* START DATA RECORDS *

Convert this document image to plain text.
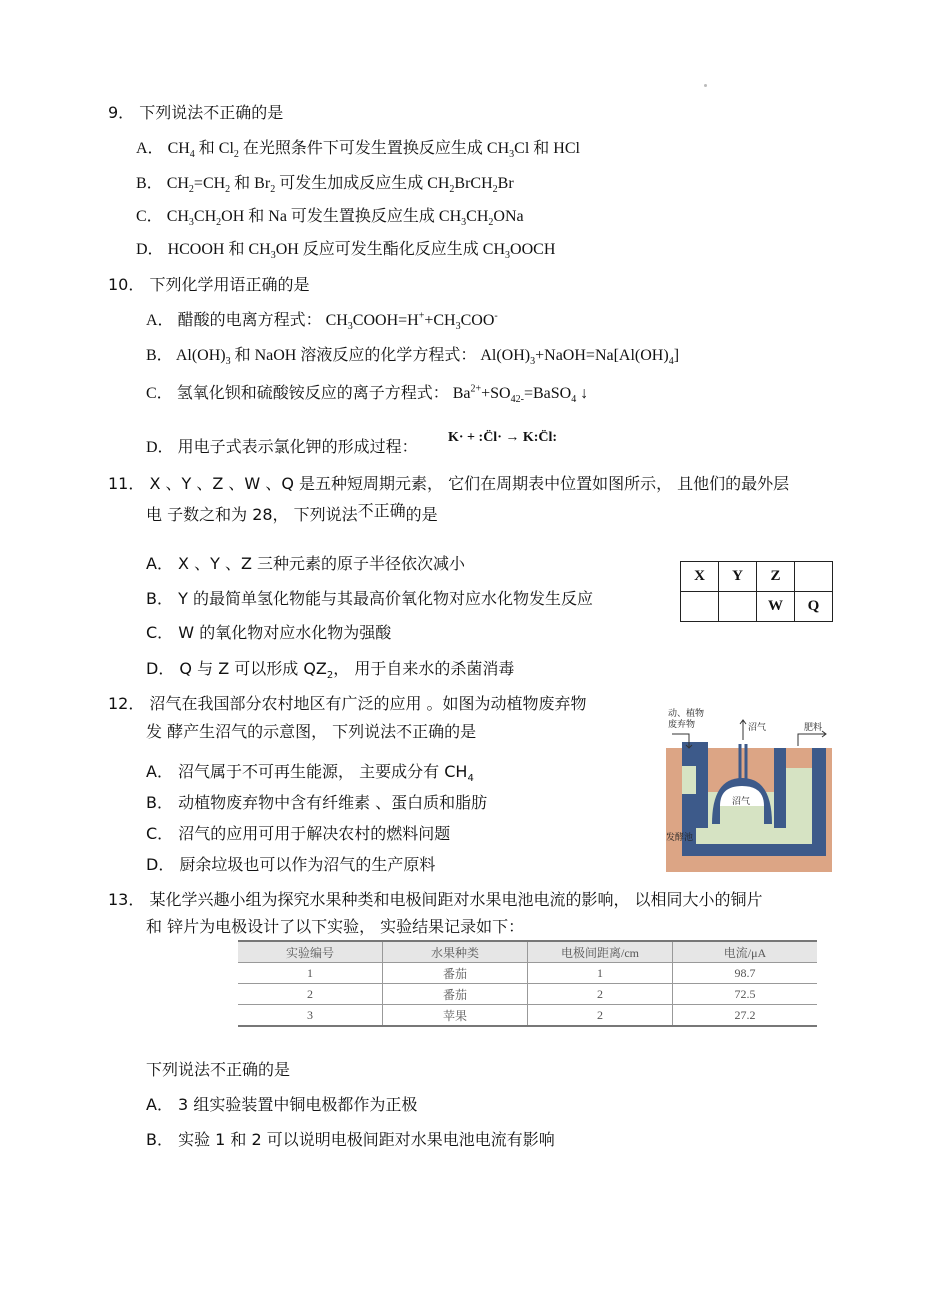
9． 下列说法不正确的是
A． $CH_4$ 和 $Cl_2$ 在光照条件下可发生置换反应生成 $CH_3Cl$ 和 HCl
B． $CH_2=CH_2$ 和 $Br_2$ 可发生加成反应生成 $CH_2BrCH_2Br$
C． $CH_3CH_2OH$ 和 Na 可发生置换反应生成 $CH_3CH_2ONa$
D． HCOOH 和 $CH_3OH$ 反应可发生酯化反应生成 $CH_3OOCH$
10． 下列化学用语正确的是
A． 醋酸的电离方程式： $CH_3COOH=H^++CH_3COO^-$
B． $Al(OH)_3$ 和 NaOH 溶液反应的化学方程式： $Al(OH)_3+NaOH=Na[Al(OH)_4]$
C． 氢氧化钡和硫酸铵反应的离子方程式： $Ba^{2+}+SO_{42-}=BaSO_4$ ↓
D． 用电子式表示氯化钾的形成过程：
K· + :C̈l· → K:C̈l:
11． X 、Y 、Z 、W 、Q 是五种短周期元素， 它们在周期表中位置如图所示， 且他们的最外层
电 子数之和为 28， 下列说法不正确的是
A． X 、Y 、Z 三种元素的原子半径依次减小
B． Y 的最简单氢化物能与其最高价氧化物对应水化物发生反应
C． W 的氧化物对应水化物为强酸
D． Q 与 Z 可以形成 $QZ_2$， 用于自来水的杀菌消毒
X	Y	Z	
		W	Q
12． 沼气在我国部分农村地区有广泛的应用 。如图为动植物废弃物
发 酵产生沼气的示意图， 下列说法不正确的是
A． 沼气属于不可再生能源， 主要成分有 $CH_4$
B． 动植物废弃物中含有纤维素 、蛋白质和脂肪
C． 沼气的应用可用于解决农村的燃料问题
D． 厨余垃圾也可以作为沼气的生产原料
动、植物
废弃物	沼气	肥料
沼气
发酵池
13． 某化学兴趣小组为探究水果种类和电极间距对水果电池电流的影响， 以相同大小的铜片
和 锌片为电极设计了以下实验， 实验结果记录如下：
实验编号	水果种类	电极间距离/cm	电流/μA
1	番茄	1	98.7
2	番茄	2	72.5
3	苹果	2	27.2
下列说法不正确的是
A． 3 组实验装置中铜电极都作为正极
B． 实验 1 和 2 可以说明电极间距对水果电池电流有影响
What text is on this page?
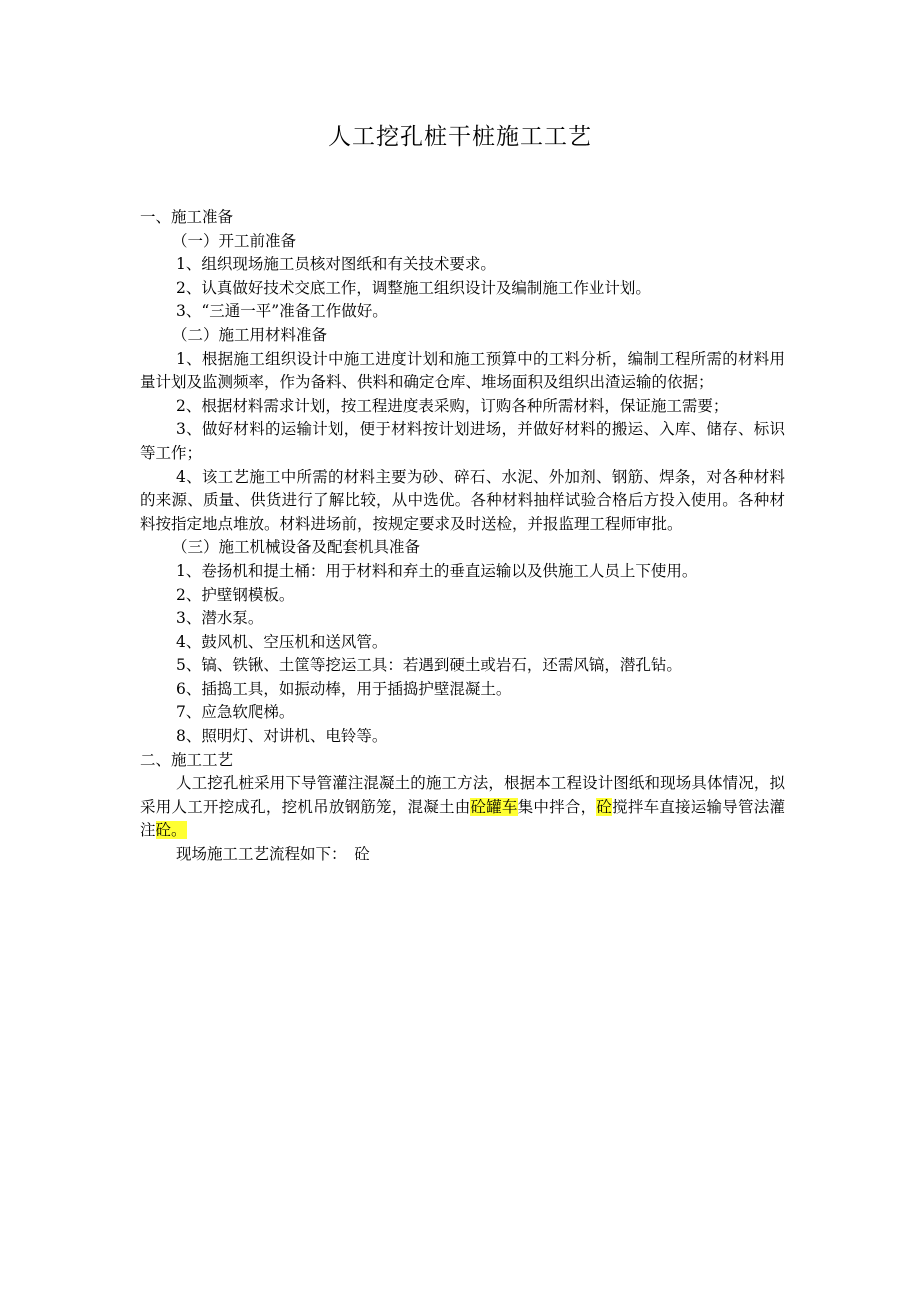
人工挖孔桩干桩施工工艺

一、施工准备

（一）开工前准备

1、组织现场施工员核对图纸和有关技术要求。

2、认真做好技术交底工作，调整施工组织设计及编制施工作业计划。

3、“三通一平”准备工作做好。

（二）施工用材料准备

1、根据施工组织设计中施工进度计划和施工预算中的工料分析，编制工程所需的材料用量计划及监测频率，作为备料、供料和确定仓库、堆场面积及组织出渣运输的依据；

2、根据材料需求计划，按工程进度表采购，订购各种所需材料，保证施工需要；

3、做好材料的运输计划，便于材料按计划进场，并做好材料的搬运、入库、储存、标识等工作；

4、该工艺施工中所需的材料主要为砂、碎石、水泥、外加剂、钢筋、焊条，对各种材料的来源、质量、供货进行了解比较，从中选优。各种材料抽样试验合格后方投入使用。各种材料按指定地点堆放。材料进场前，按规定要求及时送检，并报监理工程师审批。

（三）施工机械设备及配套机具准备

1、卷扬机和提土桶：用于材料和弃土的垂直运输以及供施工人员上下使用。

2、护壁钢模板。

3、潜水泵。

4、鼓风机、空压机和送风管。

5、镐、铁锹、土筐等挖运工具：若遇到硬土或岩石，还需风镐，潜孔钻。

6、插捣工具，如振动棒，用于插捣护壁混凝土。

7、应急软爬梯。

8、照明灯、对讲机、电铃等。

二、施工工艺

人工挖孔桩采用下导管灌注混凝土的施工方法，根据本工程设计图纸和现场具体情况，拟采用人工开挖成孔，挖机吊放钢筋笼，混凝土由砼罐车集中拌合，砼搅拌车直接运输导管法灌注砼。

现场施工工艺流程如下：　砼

* END DATA RECORDS *
* START DATA RECORDS *

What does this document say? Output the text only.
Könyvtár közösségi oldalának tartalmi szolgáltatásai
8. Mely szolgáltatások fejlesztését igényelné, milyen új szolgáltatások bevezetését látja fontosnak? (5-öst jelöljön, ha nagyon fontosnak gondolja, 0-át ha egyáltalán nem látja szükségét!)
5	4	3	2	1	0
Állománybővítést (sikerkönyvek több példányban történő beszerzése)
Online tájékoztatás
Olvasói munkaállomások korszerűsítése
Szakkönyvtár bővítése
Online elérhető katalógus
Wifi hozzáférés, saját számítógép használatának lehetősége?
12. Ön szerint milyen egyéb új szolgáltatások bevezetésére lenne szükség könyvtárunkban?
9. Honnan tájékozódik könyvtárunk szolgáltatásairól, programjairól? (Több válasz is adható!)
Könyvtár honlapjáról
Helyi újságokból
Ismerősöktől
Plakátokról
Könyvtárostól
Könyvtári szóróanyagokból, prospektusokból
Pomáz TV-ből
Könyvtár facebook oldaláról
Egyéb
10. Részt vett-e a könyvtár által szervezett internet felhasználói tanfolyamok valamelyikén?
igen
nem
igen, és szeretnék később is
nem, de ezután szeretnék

* END DATA RECORDS *
* START DATA RECORDS *

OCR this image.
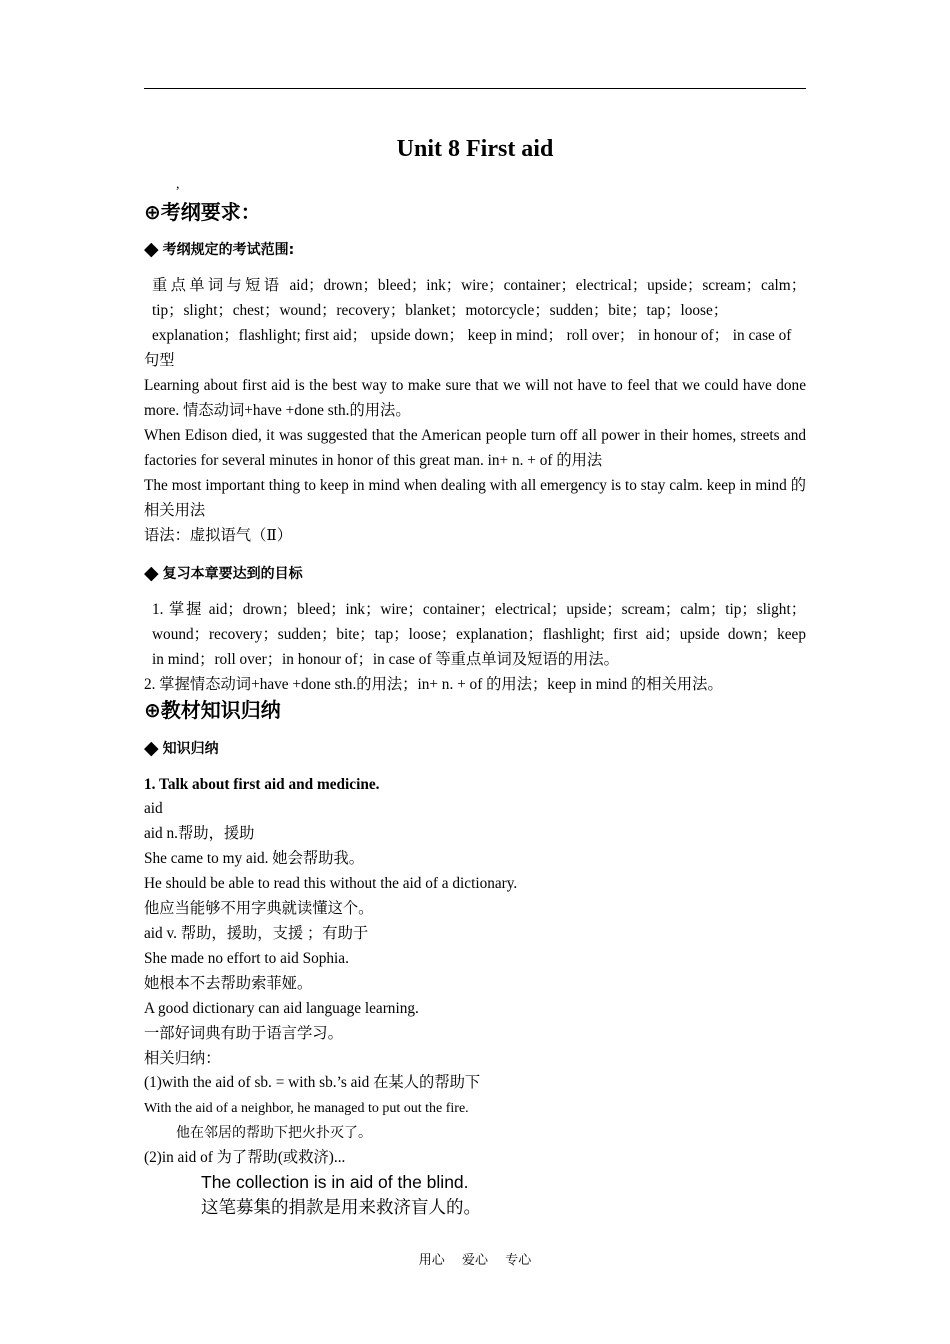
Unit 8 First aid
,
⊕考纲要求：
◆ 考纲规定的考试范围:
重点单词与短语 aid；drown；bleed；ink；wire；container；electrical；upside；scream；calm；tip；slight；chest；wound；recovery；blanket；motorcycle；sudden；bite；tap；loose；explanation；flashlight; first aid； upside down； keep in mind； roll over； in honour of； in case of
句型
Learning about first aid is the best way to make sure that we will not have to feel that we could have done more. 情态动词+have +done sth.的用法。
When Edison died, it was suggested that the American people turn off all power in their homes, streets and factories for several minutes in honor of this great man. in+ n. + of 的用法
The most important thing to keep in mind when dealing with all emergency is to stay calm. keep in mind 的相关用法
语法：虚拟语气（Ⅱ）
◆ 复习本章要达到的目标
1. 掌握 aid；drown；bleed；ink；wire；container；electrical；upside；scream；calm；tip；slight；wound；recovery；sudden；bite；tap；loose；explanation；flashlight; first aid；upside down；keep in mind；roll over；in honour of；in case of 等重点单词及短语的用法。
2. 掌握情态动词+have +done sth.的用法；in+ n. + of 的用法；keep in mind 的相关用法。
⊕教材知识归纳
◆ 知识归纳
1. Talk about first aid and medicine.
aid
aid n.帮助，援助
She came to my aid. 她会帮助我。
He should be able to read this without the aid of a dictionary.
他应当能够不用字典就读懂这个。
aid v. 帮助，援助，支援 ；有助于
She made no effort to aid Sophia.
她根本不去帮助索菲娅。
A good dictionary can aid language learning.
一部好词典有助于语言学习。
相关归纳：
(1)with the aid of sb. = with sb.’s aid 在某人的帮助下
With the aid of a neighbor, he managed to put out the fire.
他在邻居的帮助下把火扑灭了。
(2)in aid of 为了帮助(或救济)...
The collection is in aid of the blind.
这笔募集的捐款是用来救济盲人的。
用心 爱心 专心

* END DATA RECORDS *

* INSTRUCTIONS FOR THE TASK:
Take every line from the data that contains the word "case".

* ANSWER BELOW:
重点单词与短语 aid；drown；bleed；ink；wire；container；electrical；upside；scream；calm；tip；slight；chest；wound；recovery；blanket；motorcycle；sudden；bite；tap；loose；explanation；flashlight; first aid； upside down； keep in mind； roll over； in honour of； in case of
1. 掌握 aid；drown；bleed；ink；wire；container；electrical；upside；scream；calm；tip；slight；wound；recovery；sudden；bite；tap；loose；explanation；flashlight; first aid；upside down；keep in mind；roll over；in honour of；in case of 等重点单词及短语的用法。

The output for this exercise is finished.